— To be done —
Format every line of the listing below as a Markdown table with two columns, Row for the running number and Line for the text, skipping any blank lines. Leave the pictures out of the table.

-- BEGIN --

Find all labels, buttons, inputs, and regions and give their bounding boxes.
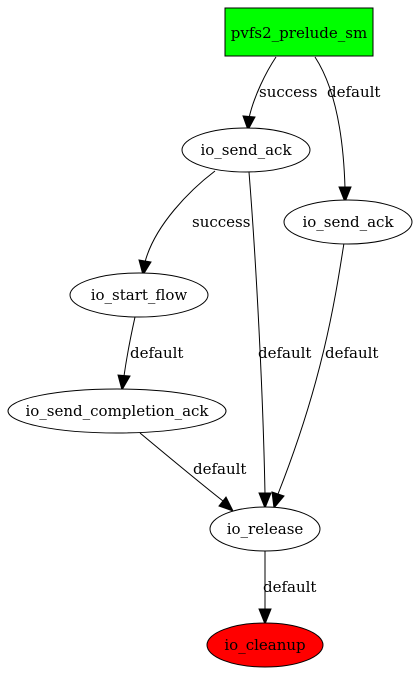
edge-arrowhead: [117, 374, 131, 392]
edge-send-ack-2-to-release: default: [271, 242, 378, 510]
node-io-cleanup: io_cleanup: [206, 622, 324, 668]
edge-line: [277, 242, 345, 495]
edge-line: [144, 170, 216, 263]
node-ellipse: [7, 388, 227, 434]
edge-line: [139, 432, 224, 502]
node-box: [224, 7, 374, 57]
edge-line: [248, 171, 266, 495]
edge-line: [123, 316, 136, 377]
edge-arrowhead: [338, 186, 352, 204]
edge-label: default: [263, 578, 316, 596]
edge-label: success: [259, 83, 317, 101]
edge-prelude-to-send-ack-2: default: [314, 56, 380, 204]
edge-send-ack-1-to-release: default: [248, 171, 311, 510]
node-ellipse: [206, 622, 324, 668]
node-label: io_send_ack: [302, 213, 394, 231]
node-label: pvfs2_prelude_sm: [231, 24, 367, 42]
edge-start-flow-to-send-completion-ack: default: [117, 316, 183, 392]
node-label: io_cleanup: [224, 636, 305, 654]
node-label: io_send_ack: [200, 141, 292, 159]
edge-arrowhead: [138, 259, 152, 277]
node-io-send-ack-2: io_send_ack: [283, 199, 413, 245]
node-ellipse: [283, 199, 413, 245]
node-pvfs2-prelude-sm: pvfs2_prelude_sm: [224, 7, 374, 57]
edge-prelude-to-send-ack-1: success: [242, 56, 317, 132]
edge-label: default: [325, 344, 378, 362]
edge-send-ack-1-to-start-flow: success: [138, 170, 250, 277]
node-ellipse: [69, 272, 209, 318]
node-io-start-flow: io_start_flow: [69, 272, 209, 318]
node-io-send-completion-ack: io_send_completion_ack: [7, 388, 227, 434]
node-label: io_send_completion_ack: [25, 402, 209, 420]
node-label: io_start_flow: [91, 286, 188, 304]
edge-label: default: [130, 344, 183, 362]
edge-label: success: [192, 213, 250, 231]
edge-line: [248, 56, 277, 119]
edge-line: [314, 56, 346, 189]
edge-label: default: [327, 83, 380, 101]
node-io-send-ack-1: io_send_ack: [181, 127, 311, 173]
edge-arrowhead: [271, 491, 285, 510]
edge-arrowhead: [258, 608, 272, 626]
edge-arrowhead: [258, 492, 272, 510]
edge-arrowhead: [218, 496, 235, 512]
node-label: io_release: [227, 520, 304, 538]
edge-release-to-cleanup: default: [258, 549, 316, 626]
node-ellipse: [209, 506, 321, 552]
edge-arrowhead: [242, 115, 256, 132]
edge-label: default: [258, 344, 311, 362]
edge-label: default: [193, 460, 246, 478]
node-ellipse: [181, 127, 311, 173]
edge-send-completion-ack-to-release: default: [139, 432, 246, 512]
node-io-release: io_release: [209, 506, 321, 552]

-- END --

— Complete answer —
| Row | Line |
|---|---|
| 1 | Find all labels, buttons, inputs, and regions and give their bounding boxes. |
| 2 | edge-arrowhead: [117, 374, 131, 392] |
| 3 | edge-send-ack-2-to-release: default: [271, 242, 378, 510] |
| 4 | node-io-cleanup: io_cleanup: [206, 622, 324, 668] |
| 5 | edge-line: [277, 242, 345, 495] |
| 6 | edge-line: [144, 170, 216, 263] |
| 7 | node-ellipse: [7, 388, 227, 434] |
| 8 | edge-line: [139, 432, 224, 502] |
| 9 | node-box: [224, 7, 374, 57] |
| 10 | edge-line: [248, 171, 266, 495] |
| 11 | edge-line: [123, 316, 136, 377] |
| 12 | edge-arrowhead: [338, 186, 352, 204] |
| 13 | edge-label: default: [263, 578, 316, 596] |
| 14 | edge-label: success: [259, 83, 317, 101] |
| 15 | edge-prelude-to-send-ack-2: default: [314, 56, 380, 204] |
| 16 | edge-send-ack-1-to-release: default: [248, 171, 311, 510] |
| 17 | node-ellipse: [206, 622, 324, 668] |
| 18 | node-label: io_send_ack: [302, 213, 394, 231] |
| 19 | node-label: pvfs2_prelude_sm: [231, 24, 367, 42] |
| 20 | edge-start-flow-to-send-completion-ack: default: [117, 316, 183, 392] |
| 21 | node-label: io_cleanup: [224, 636, 305, 654] |
| 22 | node-label: io_send_ack: [200, 141, 292, 159] |
| 23 | edge-arrowhead: [138, 259, 152, 277] |
| 24 | node-io-send-ack-2: io_send_ack: [283, 199, 413, 245] |
| 25 | node-ellipse: [283, 199, 413, 245] |
| 26 | node-pvfs2-prelude-sm: pvfs2_prelude_sm: [224, 7, 374, 57] |
| 27 | edge-prelude-to-send-ack-1: success: [242, 56, 317, 132] |
| 28 | edge-label: default: [325, 344, 378, 362] |
| 29 | edge-send-ack-1-to-start-flow: success: [138, 170, 250, 277] |
| 30 | node-ellipse: [69, 272, 209, 318] |
| 31 | node-io-start-flow: io_start_flow: [69, 272, 209, 318] |
| 32 | node-io-send-completion-ack: io_send_completion_ack: [7, 388, 227, 434] |
| 33 | node-label: io_send_completion_ack: [25, 402, 209, 420] |
| 34 | node-label: io_start_flow: [91, 286, 188, 304] |
| 35 | edge-label: default: [130, 344, 183, 362] |
| 36 | edge-label: success: [192, 213, 250, 231] |
| 37 | edge-line: [248, 56, 277, 119] |
| 38 | edge-line: [314, 56, 346, 189] |
| 39 | edge-label: default: [327, 83, 380, 101] |
| 40 | node-io-send-ack-1: io_send_ack: [181, 127, 311, 173] |
| 41 | edge-arrowhead: [271, 491, 285, 510] |
| 42 | edge-arrowhead: [258, 608, 272, 626] |
| 43 | edge-arrowhead: [258, 492, 272, 510] |
| 44 | edge-arrowhead: [218, 496, 235, 512] |
| 45 | node-label: io_release: [227, 520, 304, 538] |
| 46 | edge-release-to-cleanup: default: [258, 549, 316, 626] |
| 47 | node-ellipse: [209, 506, 321, 552] |
| 48 | edge-arrowhead: [242, 115, 256, 132] |
| 49 | edge-label: default: [258, 344, 311, 362] |
| 50 | edge-label: default: [193, 460, 246, 478] |
| 51 | node-ellipse: [181, 127, 311, 173] |
| 52 | edge-send-completion-ack-to-release: default: [139, 432, 246, 512] |
| 53 | node-io-release: io_release: [209, 506, 321, 552] |